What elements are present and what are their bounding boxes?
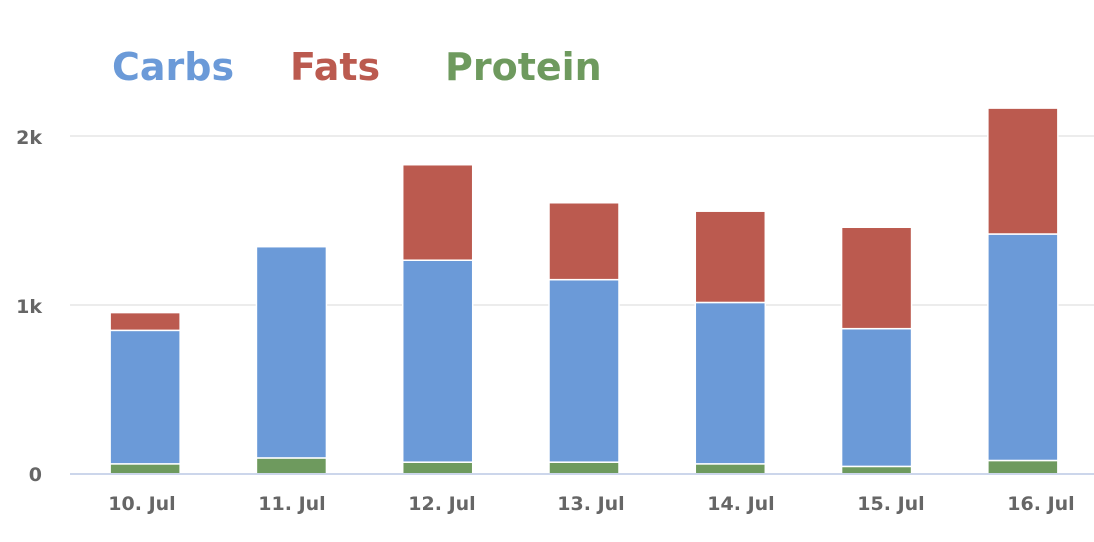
bar-carbs[interactable] (548, 278, 620, 463)
x-tick-label: 11. Jul (258, 493, 325, 515)
bar-protein[interactable] (109, 463, 181, 475)
x-tick-label: 10. Jul (108, 493, 175, 515)
bar-fats[interactable] (109, 311, 181, 332)
bar-fats[interactable] (987, 107, 1059, 235)
x-axis: 10. Jul 11. Jul 12. Jul 13. Jul 14. Jul … (70, 473, 1094, 515)
bar-carbs[interactable] (401, 259, 474, 463)
bar-protein[interactable] (548, 461, 620, 475)
bars (109, 107, 1059, 475)
bar-carbs[interactable] (694, 301, 767, 465)
bar-fats[interactable] (694, 210, 767, 304)
bar-protein[interactable] (401, 461, 474, 475)
y-tick-label: 2k (16, 127, 42, 149)
bar-carbs[interactable] (109, 329, 181, 465)
y-axis: 0 1k 2k (16, 127, 42, 486)
x-tick-label: 16. Jul (1007, 493, 1074, 515)
legend-item-carbs[interactable]: Carbs (112, 45, 234, 89)
bar-carbs[interactable] (840, 327, 913, 468)
bar-protein[interactable] (987, 459, 1059, 475)
bar-protein[interactable] (840, 465, 913, 475)
bar-protein[interactable] (694, 463, 767, 475)
bar-protein[interactable] (255, 457, 328, 475)
x-tick-label: 15. Jul (857, 493, 924, 515)
x-tick-label: 13. Jul (557, 493, 624, 515)
y-tick-label: 1k (16, 296, 42, 318)
y-tick-label: 0 (29, 464, 42, 486)
bar-fats[interactable] (401, 163, 474, 261)
bar-carbs[interactable] (987, 233, 1059, 462)
x-tick-label: 14. Jul (707, 493, 774, 515)
bar-fats[interactable] (840, 226, 913, 330)
legend-item-fats[interactable]: Fats (290, 45, 380, 89)
bar-carbs[interactable] (255, 245, 328, 459)
chart-legend: Carbs Fats Protein (112, 45, 602, 89)
bar-fats[interactable] (548, 202, 620, 281)
legend-item-protein[interactable]: Protein (445, 45, 602, 89)
x-tick-label: 12. Jul (408, 493, 475, 515)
◇ ◇ ◇ ◇ ◇ ◇ ◇
# Aim of the exercise:
Print every entry exactly; omit the pictures.

# Response to the exercise:
What elements are present and what are their bounding boxes?
bar-carbs[interactable] (548, 278, 620, 463)
x-tick-label: 11. Jul (258, 493, 325, 515)
bar-protein[interactable] (109, 463, 181, 475)
x-tick-label: 10. Jul (108, 493, 175, 515)
bar-fats[interactable] (109, 311, 181, 332)
bar-fats[interactable] (987, 107, 1059, 235)
x-axis: 10. Jul 11. Jul 12. Jul 13. Jul 14. Jul … (70, 473, 1094, 515)
bar-carbs[interactable] (401, 259, 474, 463)
bar-protein[interactable] (548, 461, 620, 475)
bars (109, 107, 1059, 475)
bar-carbs[interactable] (694, 301, 767, 465)
bar-fats[interactable] (694, 210, 767, 304)
bar-protein[interactable] (401, 461, 474, 475)
y-tick-label: 2k (16, 127, 42, 149)
bar-carbs[interactable] (109, 329, 181, 465)
y-axis: 0 1k 2k (16, 127, 42, 486)
x-tick-label: 16. Jul (1007, 493, 1074, 515)
legend-item-carbs[interactable]: Carbs (112, 45, 234, 89)
bar-carbs[interactable] (840, 327, 913, 468)
bar-protein[interactable] (987, 459, 1059, 475)
bar-protein[interactable] (840, 465, 913, 475)
bar-protein[interactable] (694, 463, 767, 475)
bar-protein[interactable] (255, 457, 328, 475)
x-tick-label: 15. Jul (857, 493, 924, 515)
x-tick-label: 13. Jul (557, 493, 624, 515)
y-tick-label: 1k (16, 296, 42, 318)
y-tick-label: 0 (29, 464, 42, 486)
bar-fats[interactable] (401, 163, 474, 261)
bar-carbs[interactable] (987, 233, 1059, 462)
x-tick-label: 14. Jul (707, 493, 774, 515)
bar-fats[interactable] (840, 226, 913, 330)
legend-item-fats[interactable]: Fats (290, 45, 380, 89)
bar-carbs[interactable] (255, 245, 328, 459)
chart-legend: Carbs Fats Protein (112, 45, 602, 89)
bar-fats[interactable] (548, 202, 620, 281)
legend-item-protein[interactable]: Protein (445, 45, 602, 89)
x-tick-label: 12. Jul (408, 493, 475, 515)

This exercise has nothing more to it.